start RAW RECORDS

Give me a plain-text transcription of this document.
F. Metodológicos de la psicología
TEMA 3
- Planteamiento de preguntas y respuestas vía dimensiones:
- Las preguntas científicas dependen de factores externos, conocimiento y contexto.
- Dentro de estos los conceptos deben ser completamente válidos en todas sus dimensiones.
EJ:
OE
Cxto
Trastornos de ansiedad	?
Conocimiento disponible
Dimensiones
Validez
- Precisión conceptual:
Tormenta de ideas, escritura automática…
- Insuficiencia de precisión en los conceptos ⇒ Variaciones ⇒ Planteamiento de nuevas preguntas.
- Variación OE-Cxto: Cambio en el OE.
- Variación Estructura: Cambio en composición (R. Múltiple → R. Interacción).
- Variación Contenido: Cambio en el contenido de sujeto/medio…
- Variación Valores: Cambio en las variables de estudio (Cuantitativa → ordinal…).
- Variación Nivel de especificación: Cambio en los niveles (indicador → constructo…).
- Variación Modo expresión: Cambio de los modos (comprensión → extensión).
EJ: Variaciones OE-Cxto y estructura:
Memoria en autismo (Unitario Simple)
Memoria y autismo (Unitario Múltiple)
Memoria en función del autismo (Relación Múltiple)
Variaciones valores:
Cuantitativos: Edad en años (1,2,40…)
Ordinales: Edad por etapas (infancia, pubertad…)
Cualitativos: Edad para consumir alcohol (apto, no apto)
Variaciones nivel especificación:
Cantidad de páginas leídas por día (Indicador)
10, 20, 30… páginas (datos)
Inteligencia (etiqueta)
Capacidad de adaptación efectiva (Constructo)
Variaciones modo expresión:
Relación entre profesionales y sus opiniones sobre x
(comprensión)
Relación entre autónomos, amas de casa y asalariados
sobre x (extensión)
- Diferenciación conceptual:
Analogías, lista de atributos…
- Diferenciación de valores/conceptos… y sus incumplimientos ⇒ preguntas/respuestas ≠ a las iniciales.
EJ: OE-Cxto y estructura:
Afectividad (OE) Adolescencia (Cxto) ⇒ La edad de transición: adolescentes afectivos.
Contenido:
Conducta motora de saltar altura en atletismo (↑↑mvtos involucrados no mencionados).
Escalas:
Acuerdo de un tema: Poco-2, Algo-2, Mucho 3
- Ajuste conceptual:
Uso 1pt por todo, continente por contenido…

end RAW RECORDS

• REQUEST: Transcribe all of the material exactly. Omit nothing.

• ANSWER FOR THE TASK:
Give me a plain-text transcription of this document.
F. Metodológicos de la psicología
TEMA 3
- Planteamiento de preguntas y respuestas vía dimensiones:
- Las preguntas científicas dependen de factores externos, conocimiento y contexto.
- Dentro de estos los conceptos deben ser completamente válidos en todas sus dimensiones.
EJ:
OE
Cxto
Trastornos de ansiedad	?
Conocimiento disponible
Dimensiones
Validez
- Precisión conceptual:
Tormenta de ideas, escritura automática…
- Insuficiencia de precisión en los conceptos ⇒ Variaciones ⇒ Planteamiento de nuevas preguntas.
- Variación OE-Cxto: Cambio en el OE.
- Variación Estructura: Cambio en composición (R. Múltiple → R. Interacción).
- Variación Contenido: Cambio en el contenido de sujeto/medio…
- Variación Valores: Cambio en las variables de estudio (Cuantitativa → ordinal…).
- Variación Nivel de especificación: Cambio en los niveles (indicador → constructo…).
- Variación Modo expresión: Cambio de los modos (comprensión → extensión).
EJ: Variaciones OE-Cxto y estructura:
Memoria en autismo (Unitario Simple)
Memoria y autismo (Unitario Múltiple)
Memoria en función del autismo (Relación Múltiple)
Variaciones valores:
Cuantitativos: Edad en años (1,2,40…)
Ordinales: Edad por etapas (infancia, pubertad…)
Cualitativos: Edad para consumir alcohol (apto, no apto)
Variaciones nivel especificación:
Cantidad de páginas leídas por día (Indicador)
10, 20, 30… páginas (datos)
Inteligencia (etiqueta)
Capacidad de adaptación efectiva (Constructo)
Variaciones modo expresión:
Relación entre profesionales y sus opiniones sobre x
(comprensión)
Relación entre autónomos, amas de casa y asalariados
sobre x (extensión)
- Diferenciación conceptual:
Analogías, lista de atributos…
- Diferenciación de valores/conceptos… y sus incumplimientos ⇒ preguntas/respuestas ≠ a las iniciales.
EJ: OE-Cxto y estructura:
Afectividad (OE) Adolescencia (Cxto) ⇒ La edad de transición: adolescentes afectivos.
Contenido:
Conducta motora de saltar altura en atletismo (↑↑mvtos involucrados no mencionados).
Escalas:
Acuerdo de un tema: Poco-2, Algo-2, Mucho 3
- Ajuste conceptual:
Uso 1pt por todo, continente por contenido…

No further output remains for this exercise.